(Problem to solve)
Write the listing out again, all of it, word for word.

(Data for this exercise)
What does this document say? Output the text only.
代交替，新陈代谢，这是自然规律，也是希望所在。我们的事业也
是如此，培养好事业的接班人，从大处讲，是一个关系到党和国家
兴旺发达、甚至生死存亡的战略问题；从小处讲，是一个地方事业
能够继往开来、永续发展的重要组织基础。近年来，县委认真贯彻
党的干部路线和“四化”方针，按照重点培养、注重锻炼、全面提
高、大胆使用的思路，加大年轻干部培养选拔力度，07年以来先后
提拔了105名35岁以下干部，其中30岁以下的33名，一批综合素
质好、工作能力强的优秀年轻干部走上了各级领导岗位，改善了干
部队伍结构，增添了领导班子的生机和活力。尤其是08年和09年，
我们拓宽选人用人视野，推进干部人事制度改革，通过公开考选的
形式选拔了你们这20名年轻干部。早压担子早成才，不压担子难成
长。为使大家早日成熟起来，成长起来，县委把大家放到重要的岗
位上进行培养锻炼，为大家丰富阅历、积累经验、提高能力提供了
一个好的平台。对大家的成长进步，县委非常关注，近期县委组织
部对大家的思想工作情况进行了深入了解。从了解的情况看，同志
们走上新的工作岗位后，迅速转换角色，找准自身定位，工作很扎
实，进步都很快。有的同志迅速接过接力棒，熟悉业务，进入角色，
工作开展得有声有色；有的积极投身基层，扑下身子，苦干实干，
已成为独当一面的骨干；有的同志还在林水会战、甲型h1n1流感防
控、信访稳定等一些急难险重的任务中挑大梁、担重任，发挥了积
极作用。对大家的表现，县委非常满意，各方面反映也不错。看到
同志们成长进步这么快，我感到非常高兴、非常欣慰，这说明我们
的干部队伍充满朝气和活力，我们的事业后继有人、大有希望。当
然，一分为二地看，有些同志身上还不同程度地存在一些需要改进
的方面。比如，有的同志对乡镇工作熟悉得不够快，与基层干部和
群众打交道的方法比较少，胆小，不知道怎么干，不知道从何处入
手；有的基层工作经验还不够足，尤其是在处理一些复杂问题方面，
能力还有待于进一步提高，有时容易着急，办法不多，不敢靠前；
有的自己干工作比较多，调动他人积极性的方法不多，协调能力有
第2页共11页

(Task answer)
What does this document say? Output the text only.
代交替，新陈代谢，这是自然规律，也是希望所在。我们的事业也
是如此，培养好事业的接班人，从大处讲，是一个关系到党和国家
兴旺发达、甚至生死存亡的战略问题；从小处讲，是一个地方事业
能够继往开来、永续发展的重要组织基础。近年来，县委认真贯彻
党的干部路线和“四化”方针，按照重点培养、注重锻炼、全面提
高、大胆使用的思路，加大年轻干部培养选拔力度，07年以来先后
提拔了105名35岁以下干部，其中30岁以下的33名，一批综合素
质好、工作能力强的优秀年轻干部走上了各级领导岗位，改善了干
部队伍结构，增添了领导班子的生机和活力。尤其是08年和09年，
我们拓宽选人用人视野，推进干部人事制度改革，通过公开考选的
形式选拔了你们这20名年轻干部。早压担子早成才，不压担子难成
长。为使大家早日成熟起来，成长起来，县委把大家放到重要的岗
位上进行培养锻炼，为大家丰富阅历、积累经验、提高能力提供了
一个好的平台。对大家的成长进步，县委非常关注，近期县委组织
部对大家的思想工作情况进行了深入了解。从了解的情况看，同志
们走上新的工作岗位后，迅速转换角色，找准自身定位，工作很扎
实，进步都很快。有的同志迅速接过接力棒，熟悉业务，进入角色，
工作开展得有声有色；有的积极投身基层，扑下身子，苦干实干，
已成为独当一面的骨干；有的同志还在林水会战、甲型h1n1流感防
控、信访稳定等一些急难险重的任务中挑大梁、担重任，发挥了积
极作用。对大家的表现，县委非常满意，各方面反映也不错。看到
同志们成长进步这么快，我感到非常高兴、非常欣慰，这说明我们
的干部队伍充满朝气和活力，我们的事业后继有人、大有希望。当
然，一分为二地看，有些同志身上还不同程度地存在一些需要改进
的方面。比如，有的同志对乡镇工作熟悉得不够快，与基层干部和
群众打交道的方法比较少，胆小，不知道怎么干，不知道从何处入
手；有的基层工作经验还不够足，尤其是在处理一些复杂问题方面，
能力还有待于进一步提高，有时容易着急，办法不多，不敢靠前；
有的自己干工作比较多，调动他人积极性的方法不多，协调能力有
第2页共11页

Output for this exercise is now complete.